__What you have to do__. Copy out all lines with the word "Musterstraße" in them.

====== Records for the exercise ======

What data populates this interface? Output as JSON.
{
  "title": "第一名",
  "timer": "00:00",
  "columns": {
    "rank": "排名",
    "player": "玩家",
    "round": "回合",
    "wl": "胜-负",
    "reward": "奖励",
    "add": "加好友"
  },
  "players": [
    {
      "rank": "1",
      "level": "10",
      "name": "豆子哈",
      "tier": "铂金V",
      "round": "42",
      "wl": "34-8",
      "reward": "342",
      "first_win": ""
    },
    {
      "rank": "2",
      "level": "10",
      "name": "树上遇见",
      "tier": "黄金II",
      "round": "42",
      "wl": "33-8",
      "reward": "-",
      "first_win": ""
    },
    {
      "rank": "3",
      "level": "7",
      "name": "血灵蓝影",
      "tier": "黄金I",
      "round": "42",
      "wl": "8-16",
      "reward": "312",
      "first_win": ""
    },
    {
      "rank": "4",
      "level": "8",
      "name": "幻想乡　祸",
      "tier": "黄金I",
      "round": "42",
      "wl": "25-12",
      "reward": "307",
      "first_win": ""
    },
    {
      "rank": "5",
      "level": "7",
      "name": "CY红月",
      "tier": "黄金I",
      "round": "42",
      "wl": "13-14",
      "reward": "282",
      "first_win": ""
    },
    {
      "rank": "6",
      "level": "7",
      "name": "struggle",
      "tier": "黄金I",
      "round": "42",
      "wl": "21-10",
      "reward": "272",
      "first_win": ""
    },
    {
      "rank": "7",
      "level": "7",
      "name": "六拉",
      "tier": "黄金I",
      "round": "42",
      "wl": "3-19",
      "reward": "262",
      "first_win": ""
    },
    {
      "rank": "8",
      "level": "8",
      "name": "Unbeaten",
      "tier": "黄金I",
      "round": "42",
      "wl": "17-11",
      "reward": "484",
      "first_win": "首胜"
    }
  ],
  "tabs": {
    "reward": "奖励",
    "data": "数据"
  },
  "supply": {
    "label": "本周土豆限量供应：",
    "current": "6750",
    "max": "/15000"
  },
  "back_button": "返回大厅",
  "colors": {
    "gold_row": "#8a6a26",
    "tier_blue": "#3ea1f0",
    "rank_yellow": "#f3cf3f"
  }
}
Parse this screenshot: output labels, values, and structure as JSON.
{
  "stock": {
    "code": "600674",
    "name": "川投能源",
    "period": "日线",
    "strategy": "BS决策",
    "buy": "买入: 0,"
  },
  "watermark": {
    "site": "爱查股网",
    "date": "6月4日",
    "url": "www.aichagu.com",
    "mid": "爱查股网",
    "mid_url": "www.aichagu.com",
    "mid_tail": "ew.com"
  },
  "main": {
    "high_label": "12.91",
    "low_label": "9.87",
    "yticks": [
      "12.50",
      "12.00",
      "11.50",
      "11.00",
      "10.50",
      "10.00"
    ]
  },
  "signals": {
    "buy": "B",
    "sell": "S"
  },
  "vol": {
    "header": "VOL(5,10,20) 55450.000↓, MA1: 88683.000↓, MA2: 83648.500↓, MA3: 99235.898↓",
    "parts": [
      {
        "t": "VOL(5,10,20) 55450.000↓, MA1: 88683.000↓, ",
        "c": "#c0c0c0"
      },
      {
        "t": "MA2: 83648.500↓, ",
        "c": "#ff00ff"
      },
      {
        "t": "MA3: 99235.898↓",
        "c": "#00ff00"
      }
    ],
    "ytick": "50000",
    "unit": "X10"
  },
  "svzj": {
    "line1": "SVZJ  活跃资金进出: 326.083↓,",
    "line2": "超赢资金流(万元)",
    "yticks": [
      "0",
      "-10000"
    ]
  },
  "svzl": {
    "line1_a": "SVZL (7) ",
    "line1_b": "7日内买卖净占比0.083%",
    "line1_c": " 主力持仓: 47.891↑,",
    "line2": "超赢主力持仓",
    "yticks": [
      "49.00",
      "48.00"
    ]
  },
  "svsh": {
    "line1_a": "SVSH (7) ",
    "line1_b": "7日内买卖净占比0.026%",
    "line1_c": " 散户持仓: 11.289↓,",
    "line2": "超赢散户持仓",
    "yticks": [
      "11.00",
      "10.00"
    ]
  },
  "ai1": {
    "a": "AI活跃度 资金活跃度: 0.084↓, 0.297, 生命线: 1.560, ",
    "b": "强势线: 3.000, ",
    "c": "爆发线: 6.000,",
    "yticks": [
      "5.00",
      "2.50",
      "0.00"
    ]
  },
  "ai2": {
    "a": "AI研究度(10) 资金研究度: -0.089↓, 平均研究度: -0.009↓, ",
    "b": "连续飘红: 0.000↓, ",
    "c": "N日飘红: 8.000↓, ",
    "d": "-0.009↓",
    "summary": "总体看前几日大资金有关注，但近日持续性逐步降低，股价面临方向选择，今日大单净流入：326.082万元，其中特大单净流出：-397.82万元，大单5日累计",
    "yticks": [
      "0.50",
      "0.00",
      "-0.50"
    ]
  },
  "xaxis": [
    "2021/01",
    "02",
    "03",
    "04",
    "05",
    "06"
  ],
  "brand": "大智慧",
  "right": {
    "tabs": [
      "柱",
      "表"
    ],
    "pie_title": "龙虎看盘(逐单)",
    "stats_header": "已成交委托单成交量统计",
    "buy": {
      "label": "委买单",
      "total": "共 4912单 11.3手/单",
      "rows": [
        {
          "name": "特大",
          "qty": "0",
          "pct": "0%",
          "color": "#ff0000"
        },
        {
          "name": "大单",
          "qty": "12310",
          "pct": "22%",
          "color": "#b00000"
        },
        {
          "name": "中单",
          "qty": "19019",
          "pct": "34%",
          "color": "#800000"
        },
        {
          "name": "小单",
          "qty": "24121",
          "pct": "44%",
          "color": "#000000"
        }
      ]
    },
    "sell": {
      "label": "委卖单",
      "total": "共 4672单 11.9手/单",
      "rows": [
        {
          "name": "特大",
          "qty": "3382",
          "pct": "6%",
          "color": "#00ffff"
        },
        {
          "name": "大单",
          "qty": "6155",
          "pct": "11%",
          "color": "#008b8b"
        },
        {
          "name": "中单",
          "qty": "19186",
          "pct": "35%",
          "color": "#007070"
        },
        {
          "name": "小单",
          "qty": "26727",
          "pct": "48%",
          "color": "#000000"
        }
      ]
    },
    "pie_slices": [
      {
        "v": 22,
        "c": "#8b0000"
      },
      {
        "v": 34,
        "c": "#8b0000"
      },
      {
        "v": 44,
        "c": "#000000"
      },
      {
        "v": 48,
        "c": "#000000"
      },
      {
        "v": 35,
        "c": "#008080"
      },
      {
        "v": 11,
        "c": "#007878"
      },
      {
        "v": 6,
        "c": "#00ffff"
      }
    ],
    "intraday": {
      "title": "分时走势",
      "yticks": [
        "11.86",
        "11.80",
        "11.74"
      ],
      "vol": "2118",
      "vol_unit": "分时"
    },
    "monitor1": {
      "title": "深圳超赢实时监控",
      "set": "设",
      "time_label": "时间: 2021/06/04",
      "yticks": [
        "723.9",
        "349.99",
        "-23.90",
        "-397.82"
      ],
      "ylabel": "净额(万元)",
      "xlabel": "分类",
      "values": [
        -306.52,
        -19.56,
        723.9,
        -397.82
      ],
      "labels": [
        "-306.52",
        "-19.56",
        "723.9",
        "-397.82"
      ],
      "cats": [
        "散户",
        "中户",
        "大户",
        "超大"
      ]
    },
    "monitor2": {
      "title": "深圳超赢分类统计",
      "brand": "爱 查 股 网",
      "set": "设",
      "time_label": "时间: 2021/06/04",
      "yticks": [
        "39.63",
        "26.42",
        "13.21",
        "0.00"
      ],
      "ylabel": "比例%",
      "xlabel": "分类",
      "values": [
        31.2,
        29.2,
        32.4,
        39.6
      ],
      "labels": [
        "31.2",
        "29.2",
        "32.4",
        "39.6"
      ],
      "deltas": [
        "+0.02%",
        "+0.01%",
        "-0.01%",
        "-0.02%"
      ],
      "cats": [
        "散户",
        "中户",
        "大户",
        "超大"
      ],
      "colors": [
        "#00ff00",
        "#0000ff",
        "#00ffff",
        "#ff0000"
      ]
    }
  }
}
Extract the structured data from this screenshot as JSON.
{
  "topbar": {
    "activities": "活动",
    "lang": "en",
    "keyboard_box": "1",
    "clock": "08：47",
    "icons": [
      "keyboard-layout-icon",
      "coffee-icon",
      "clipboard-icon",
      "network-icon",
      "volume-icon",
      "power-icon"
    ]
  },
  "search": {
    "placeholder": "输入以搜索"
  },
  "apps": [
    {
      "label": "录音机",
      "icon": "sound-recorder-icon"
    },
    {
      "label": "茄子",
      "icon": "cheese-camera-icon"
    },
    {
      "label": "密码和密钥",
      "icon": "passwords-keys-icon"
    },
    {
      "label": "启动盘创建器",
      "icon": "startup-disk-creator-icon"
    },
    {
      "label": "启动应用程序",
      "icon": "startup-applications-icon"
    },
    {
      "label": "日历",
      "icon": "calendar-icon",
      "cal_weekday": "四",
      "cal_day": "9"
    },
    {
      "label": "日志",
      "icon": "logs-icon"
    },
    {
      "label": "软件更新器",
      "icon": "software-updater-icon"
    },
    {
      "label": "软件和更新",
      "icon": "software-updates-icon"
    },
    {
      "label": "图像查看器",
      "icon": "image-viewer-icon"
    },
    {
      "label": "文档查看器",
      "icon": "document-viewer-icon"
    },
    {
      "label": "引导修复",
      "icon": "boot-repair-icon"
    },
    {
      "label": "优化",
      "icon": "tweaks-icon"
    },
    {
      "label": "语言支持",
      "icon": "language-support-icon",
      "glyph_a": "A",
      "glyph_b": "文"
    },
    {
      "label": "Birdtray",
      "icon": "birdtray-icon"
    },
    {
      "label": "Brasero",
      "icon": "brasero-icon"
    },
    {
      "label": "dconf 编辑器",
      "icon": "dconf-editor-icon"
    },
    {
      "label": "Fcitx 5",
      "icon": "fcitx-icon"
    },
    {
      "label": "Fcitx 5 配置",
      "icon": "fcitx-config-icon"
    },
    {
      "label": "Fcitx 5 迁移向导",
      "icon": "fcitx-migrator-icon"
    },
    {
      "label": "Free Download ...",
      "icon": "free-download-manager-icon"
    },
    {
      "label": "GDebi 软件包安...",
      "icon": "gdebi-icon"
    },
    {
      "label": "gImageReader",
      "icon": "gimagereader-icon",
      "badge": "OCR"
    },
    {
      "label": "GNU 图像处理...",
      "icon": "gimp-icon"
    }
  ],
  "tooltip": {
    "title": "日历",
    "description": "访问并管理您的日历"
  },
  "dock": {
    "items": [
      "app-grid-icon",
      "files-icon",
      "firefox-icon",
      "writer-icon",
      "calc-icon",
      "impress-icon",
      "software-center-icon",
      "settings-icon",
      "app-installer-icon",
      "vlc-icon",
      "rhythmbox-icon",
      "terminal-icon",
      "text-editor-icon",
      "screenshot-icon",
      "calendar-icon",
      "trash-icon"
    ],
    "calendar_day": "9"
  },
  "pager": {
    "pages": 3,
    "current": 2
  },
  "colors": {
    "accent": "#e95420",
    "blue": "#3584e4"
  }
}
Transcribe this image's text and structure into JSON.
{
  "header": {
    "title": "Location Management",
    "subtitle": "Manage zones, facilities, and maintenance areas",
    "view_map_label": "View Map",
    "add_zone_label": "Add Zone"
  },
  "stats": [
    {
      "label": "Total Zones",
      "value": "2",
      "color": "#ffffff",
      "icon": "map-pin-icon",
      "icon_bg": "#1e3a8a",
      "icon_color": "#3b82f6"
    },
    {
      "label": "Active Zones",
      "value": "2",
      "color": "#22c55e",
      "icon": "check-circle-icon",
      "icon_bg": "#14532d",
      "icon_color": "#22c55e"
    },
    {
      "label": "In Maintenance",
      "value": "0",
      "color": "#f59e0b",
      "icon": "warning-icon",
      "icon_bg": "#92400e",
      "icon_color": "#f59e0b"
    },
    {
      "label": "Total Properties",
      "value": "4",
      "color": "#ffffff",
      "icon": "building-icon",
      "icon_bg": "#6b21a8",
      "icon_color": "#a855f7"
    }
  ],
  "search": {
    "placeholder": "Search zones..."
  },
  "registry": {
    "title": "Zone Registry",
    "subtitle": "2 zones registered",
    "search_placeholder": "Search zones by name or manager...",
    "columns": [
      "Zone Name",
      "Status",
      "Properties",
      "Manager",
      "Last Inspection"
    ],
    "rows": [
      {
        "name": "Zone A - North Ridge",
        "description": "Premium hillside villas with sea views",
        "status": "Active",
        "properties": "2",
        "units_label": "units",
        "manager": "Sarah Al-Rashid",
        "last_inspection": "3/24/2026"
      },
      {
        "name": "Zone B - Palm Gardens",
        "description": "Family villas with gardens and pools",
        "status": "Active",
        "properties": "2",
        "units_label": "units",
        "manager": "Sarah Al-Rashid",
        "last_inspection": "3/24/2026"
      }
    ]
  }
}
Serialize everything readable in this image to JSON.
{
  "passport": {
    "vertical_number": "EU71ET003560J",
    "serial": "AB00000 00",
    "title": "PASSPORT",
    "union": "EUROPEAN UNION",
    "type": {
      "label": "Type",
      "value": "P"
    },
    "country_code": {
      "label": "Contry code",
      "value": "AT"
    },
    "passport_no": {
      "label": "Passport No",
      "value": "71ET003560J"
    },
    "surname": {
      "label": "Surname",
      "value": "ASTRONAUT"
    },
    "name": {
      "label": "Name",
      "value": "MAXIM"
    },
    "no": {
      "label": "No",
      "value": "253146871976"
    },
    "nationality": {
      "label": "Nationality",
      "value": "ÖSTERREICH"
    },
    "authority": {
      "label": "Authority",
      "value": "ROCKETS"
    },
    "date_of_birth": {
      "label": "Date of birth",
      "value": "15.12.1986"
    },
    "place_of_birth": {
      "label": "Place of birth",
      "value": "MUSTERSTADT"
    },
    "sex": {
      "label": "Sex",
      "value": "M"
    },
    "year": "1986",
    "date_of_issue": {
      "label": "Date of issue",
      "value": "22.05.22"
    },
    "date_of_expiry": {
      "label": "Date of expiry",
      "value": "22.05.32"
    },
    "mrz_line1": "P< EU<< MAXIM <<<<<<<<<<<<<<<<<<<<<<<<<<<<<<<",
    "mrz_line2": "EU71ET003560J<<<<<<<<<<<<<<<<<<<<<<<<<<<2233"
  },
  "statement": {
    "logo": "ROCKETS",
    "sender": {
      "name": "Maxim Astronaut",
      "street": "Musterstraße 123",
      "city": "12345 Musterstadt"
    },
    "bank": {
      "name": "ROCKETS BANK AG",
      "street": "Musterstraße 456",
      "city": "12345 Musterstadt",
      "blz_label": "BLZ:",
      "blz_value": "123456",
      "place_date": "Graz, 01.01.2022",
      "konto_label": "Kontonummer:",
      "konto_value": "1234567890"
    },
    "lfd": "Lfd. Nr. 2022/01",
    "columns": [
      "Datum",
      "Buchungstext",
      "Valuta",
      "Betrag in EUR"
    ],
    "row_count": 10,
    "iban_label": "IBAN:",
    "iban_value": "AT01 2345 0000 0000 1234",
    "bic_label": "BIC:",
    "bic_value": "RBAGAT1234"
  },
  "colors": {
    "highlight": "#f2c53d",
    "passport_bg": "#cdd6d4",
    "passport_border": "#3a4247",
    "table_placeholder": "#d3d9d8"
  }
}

======

__Full solution__.
      "street": "Musterstraße 123",
      "street": "Musterstraße 456",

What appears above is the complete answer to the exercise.